__Data provided__.
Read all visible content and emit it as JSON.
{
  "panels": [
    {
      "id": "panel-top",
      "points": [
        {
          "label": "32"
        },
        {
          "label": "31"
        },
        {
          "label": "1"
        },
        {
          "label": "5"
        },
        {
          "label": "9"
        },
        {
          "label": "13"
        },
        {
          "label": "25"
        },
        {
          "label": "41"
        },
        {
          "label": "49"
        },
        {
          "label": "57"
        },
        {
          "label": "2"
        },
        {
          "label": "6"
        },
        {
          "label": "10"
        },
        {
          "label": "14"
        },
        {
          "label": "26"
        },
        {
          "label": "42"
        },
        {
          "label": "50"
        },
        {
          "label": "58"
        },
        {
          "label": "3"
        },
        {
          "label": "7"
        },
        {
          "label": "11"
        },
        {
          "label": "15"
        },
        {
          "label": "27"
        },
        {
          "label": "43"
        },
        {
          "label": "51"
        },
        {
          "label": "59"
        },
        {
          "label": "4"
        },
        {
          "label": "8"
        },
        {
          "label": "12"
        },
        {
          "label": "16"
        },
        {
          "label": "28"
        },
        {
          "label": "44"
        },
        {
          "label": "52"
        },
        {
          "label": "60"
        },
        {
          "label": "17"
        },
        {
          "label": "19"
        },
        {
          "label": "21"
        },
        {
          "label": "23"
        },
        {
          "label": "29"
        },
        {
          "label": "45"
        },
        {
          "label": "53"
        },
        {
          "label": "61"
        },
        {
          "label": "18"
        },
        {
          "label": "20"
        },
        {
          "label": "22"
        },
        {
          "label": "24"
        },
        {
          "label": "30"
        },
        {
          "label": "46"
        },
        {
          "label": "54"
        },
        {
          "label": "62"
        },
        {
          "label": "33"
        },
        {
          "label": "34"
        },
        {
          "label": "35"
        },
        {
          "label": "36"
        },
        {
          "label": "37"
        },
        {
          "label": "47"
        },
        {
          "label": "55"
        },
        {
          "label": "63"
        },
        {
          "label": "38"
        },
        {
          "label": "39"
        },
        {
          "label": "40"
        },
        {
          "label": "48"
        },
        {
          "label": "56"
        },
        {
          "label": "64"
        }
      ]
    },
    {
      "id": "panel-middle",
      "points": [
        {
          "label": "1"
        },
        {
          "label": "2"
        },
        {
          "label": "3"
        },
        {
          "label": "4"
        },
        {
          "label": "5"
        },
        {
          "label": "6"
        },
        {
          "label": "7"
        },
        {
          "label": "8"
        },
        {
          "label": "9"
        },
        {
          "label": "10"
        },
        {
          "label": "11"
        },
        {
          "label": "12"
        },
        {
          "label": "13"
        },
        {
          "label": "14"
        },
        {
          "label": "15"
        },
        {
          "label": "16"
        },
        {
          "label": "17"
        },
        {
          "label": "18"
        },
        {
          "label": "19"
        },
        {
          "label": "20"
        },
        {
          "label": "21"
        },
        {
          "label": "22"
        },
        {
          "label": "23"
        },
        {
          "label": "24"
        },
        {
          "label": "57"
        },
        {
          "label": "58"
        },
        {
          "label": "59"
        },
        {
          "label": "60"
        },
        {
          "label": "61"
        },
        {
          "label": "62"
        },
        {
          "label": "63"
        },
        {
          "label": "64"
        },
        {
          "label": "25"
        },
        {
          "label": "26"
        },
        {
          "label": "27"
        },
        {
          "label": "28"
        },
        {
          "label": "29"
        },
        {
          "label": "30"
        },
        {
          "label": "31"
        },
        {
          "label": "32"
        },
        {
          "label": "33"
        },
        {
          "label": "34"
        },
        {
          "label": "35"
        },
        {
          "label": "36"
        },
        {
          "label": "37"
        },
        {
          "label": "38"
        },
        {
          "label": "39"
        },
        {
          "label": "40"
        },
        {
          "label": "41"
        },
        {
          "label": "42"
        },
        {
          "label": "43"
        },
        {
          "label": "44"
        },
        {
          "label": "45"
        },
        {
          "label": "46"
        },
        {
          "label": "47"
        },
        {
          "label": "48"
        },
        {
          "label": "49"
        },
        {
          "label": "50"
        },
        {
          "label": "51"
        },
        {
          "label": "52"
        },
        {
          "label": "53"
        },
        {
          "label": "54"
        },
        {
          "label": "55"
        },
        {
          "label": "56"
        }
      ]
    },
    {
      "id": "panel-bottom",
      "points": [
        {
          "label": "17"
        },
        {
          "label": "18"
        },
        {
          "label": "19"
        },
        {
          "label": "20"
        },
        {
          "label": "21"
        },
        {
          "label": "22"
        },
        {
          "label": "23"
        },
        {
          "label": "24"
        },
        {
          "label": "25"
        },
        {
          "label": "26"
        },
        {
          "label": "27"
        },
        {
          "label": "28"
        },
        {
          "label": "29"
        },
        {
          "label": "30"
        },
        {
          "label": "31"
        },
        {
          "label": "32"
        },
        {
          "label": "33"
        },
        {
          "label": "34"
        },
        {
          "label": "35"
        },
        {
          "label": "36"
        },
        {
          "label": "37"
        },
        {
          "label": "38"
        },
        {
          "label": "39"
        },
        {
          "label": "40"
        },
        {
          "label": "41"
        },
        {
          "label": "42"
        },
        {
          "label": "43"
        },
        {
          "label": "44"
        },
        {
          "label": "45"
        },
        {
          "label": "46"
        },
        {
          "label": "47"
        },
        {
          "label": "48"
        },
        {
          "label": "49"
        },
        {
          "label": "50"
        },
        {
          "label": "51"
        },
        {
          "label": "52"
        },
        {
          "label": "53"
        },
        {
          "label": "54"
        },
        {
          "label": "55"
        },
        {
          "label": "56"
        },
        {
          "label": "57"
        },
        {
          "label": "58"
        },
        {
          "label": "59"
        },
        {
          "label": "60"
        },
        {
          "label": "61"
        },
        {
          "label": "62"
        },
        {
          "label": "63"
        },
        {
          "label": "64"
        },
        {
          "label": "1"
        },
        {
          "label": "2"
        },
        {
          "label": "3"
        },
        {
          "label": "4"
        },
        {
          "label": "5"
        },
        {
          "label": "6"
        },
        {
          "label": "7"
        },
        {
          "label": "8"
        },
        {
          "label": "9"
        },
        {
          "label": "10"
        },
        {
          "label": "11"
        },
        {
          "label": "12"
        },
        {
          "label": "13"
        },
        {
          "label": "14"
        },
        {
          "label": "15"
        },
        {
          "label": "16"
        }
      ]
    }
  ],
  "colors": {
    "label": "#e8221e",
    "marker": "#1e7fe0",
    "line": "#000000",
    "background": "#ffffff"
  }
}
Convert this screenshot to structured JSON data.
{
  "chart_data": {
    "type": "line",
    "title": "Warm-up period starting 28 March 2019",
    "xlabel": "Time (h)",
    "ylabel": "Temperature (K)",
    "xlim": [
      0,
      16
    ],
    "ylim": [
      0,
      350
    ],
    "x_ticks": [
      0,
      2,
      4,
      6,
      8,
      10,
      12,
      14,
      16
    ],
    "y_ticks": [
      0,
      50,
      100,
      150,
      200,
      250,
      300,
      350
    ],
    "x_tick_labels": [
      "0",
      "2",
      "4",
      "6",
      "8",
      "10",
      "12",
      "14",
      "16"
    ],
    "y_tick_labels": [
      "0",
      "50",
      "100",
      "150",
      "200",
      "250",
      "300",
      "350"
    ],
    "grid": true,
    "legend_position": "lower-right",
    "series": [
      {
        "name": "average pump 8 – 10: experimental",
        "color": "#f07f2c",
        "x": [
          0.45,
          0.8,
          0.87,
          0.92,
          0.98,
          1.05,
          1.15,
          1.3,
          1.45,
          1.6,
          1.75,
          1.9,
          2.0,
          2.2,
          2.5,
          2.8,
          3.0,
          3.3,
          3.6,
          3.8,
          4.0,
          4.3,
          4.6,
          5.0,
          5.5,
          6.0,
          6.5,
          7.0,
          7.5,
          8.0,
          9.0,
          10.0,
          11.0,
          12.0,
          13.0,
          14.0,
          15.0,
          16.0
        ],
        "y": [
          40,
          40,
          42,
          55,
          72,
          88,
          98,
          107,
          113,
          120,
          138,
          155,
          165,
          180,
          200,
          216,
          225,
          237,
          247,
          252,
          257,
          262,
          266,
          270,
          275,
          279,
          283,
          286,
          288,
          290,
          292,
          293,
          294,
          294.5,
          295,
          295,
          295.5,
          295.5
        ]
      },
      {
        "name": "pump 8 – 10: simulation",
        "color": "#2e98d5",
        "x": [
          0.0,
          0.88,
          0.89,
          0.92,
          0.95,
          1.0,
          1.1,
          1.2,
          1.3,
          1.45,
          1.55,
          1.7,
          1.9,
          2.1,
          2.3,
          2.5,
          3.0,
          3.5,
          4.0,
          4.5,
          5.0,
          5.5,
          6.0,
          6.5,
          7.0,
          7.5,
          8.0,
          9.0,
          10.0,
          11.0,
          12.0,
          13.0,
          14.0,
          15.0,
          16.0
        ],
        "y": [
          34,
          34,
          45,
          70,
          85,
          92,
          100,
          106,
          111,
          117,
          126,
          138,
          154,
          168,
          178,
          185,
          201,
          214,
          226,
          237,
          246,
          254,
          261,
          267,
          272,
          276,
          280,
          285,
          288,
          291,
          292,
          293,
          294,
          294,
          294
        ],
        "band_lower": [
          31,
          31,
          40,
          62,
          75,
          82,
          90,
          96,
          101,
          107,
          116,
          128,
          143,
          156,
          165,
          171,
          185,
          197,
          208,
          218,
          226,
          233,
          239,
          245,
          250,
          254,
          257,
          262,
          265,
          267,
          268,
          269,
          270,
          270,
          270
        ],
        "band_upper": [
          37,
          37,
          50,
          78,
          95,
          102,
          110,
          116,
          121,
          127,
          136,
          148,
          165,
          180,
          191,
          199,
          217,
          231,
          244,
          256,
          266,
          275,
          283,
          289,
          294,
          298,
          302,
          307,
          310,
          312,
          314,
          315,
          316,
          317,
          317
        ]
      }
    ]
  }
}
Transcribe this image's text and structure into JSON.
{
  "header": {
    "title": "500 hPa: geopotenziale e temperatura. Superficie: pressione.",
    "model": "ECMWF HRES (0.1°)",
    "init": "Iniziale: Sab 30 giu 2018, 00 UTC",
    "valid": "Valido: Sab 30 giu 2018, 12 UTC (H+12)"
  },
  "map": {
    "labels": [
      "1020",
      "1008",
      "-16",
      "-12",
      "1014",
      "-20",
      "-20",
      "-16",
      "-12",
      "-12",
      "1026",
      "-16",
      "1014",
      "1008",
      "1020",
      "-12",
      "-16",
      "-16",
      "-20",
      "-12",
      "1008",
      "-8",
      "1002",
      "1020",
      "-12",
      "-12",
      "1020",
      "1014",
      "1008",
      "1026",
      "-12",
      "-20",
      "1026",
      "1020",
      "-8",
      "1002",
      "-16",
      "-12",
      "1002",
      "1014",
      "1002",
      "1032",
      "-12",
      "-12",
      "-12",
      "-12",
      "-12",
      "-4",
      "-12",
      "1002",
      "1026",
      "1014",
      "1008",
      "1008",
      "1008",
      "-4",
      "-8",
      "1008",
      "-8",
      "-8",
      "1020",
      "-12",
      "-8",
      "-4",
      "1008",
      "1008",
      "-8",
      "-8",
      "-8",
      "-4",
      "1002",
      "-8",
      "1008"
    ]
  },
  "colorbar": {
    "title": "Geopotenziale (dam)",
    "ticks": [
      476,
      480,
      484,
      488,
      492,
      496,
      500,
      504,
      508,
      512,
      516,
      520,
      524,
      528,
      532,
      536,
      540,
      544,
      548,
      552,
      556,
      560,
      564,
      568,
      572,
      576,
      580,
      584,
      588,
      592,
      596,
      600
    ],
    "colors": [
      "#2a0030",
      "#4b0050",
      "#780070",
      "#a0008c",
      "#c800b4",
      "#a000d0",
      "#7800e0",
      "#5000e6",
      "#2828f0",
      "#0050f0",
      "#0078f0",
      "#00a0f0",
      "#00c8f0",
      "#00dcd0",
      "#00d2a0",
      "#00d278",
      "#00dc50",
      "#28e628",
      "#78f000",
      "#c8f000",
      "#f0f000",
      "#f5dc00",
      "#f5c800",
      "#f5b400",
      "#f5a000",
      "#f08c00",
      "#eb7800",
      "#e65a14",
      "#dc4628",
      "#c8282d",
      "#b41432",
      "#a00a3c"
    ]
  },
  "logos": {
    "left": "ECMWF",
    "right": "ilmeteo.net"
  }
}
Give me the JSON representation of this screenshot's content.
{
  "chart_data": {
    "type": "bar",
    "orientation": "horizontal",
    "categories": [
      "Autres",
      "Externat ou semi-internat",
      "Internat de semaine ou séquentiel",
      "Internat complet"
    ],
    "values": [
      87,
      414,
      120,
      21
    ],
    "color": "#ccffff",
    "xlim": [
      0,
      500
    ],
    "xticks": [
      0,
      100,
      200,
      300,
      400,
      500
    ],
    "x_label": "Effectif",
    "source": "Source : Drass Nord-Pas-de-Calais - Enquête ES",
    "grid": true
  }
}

__Given instruction__. Locate "Give me the" in the material, then quote the line that contains it and all lines after it through the final one.

__Reply__.
Give me the JSON representation of this screenshot's content.
{
  "chart_data": {
    "type": "bar",
    "orientation": "horizontal",
    "categories": [
      "Autres",
      "Externat ou semi-internat",
      "Internat de semaine ou séquentiel",
      "Internat complet"
    ],
    "values": [
      87,
      414,
      120,
      21
    ],
    "color": "#ccffff",
    "xlim": [
      0,
      500
    ],
    "xticks": [
      0,
      100,
      200,
      300,
      400,
      500
    ],
    "x_label": "Effectif",
    "source": "Source : Drass Nord-Pas-de-Calais - Enquête ES",
    "grid": true
  }
}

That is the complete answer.